• EXERCISE DIRECTIONS: Pick out each line with the word "molecular" from the material that follows.

• TASK INPUTS:
***
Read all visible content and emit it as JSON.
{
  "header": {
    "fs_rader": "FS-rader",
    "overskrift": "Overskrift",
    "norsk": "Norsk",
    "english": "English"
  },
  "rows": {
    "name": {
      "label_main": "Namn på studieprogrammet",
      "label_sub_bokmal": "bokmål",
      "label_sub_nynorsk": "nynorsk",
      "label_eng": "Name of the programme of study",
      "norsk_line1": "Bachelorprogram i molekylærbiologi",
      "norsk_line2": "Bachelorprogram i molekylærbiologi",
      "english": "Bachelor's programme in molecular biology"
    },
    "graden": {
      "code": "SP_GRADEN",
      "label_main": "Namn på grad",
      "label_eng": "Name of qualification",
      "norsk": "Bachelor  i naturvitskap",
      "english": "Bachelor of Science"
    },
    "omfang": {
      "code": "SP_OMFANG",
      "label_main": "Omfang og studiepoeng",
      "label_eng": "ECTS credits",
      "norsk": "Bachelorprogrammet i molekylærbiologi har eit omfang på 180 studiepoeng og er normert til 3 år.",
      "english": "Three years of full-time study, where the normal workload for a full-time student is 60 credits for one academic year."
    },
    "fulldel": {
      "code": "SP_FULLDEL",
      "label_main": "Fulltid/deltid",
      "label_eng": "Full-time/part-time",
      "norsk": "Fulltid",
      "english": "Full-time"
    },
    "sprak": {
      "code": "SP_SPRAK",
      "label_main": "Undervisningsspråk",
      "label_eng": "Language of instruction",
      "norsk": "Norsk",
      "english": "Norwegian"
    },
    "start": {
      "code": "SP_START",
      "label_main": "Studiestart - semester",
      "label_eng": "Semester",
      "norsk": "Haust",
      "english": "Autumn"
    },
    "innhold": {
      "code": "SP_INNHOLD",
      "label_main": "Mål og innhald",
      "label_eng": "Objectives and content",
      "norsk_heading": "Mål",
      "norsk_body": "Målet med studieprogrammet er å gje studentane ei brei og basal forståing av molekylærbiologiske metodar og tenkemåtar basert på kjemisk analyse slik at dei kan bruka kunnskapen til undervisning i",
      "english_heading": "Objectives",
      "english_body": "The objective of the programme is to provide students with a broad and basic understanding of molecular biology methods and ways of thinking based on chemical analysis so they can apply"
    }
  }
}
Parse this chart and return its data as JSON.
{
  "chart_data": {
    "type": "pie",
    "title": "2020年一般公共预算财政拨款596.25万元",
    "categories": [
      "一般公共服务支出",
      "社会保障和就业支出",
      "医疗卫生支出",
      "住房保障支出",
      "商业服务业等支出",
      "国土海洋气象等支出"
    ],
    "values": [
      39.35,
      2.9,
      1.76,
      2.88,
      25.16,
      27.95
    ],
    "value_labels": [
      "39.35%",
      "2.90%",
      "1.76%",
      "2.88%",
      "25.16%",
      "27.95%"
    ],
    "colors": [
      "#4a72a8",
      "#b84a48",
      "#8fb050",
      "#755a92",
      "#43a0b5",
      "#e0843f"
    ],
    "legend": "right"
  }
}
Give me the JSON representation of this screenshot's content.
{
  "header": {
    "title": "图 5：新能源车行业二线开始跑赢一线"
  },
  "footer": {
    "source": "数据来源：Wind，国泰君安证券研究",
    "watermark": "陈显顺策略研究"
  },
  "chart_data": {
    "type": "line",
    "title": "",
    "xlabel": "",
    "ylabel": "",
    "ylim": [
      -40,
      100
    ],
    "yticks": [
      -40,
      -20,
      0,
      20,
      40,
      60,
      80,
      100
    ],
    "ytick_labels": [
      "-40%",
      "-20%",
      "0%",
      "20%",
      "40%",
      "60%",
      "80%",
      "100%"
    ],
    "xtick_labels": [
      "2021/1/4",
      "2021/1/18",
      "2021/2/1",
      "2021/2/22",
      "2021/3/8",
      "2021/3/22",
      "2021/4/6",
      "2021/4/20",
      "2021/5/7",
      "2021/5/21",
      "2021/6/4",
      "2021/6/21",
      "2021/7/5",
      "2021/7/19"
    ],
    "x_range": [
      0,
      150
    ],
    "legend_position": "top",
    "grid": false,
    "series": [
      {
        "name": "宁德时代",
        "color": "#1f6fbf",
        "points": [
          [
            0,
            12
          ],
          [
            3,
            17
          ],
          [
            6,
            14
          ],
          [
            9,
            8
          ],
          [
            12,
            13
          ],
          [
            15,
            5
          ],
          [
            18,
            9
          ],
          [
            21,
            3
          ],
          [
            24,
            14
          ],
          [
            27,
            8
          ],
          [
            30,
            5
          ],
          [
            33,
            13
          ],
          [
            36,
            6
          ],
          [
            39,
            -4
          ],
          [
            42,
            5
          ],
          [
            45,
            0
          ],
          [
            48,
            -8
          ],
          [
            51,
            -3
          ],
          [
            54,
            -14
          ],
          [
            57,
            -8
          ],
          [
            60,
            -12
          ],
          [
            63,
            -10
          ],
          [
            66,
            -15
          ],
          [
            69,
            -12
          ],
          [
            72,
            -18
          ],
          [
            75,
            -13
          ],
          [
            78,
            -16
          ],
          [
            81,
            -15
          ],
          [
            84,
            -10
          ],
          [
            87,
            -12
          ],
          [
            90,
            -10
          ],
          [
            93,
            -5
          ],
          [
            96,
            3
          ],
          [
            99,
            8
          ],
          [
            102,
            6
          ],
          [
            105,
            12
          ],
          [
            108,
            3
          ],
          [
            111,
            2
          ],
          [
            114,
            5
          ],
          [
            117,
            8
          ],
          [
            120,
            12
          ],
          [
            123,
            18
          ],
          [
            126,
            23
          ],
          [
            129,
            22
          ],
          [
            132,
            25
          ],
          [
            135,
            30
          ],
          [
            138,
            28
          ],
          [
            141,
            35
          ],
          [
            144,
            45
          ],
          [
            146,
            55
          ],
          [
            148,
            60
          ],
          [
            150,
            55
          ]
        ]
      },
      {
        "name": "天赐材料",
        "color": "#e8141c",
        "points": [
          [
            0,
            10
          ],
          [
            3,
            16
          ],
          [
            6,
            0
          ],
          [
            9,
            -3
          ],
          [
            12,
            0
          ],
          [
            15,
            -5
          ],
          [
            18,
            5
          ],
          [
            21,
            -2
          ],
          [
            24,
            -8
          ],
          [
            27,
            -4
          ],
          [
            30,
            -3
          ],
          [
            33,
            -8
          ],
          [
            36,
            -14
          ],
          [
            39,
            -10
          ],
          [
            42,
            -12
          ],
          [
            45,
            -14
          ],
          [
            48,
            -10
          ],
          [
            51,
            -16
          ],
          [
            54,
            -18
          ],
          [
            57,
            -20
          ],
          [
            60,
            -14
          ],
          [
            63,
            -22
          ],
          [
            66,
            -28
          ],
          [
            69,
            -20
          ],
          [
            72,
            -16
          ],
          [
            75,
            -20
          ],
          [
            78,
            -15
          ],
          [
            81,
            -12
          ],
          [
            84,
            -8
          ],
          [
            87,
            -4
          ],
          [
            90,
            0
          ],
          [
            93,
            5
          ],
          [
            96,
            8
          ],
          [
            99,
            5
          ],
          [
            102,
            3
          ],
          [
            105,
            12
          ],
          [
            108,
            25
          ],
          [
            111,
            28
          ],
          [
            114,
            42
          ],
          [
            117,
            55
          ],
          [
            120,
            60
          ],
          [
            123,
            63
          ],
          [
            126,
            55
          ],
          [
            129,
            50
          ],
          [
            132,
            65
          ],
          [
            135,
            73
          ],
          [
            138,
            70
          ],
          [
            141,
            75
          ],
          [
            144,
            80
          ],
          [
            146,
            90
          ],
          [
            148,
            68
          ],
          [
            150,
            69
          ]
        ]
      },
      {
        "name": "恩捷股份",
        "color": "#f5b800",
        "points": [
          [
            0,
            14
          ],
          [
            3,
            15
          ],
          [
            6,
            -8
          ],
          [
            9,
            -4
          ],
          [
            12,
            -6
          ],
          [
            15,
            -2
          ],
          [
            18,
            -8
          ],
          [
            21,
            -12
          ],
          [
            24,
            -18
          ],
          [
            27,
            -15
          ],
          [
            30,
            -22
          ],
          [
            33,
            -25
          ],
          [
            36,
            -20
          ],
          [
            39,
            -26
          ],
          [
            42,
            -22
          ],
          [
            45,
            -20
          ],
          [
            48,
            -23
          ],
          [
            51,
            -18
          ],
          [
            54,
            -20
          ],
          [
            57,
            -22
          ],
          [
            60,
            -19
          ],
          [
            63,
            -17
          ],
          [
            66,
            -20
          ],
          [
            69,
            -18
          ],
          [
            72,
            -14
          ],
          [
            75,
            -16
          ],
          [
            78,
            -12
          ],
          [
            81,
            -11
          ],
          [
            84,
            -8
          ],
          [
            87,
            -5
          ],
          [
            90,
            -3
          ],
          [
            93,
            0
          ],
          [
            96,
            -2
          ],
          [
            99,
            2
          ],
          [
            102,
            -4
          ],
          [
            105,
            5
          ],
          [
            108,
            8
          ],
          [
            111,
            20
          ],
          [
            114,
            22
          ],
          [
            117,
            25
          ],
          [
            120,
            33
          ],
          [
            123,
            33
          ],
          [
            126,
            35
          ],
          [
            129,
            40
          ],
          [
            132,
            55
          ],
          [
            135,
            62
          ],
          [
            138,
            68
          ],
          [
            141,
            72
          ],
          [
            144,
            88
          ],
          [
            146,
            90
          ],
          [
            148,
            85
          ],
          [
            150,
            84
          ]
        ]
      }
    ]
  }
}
***
• EXERCISE RESULT:
      "english": "Bachelor's programme in molecular biology"
      "english_body": "The objective of the programme is to provide students with a broad and basic understanding of molecular biology methods and ways of thinking based on chemical analysis so they can apply"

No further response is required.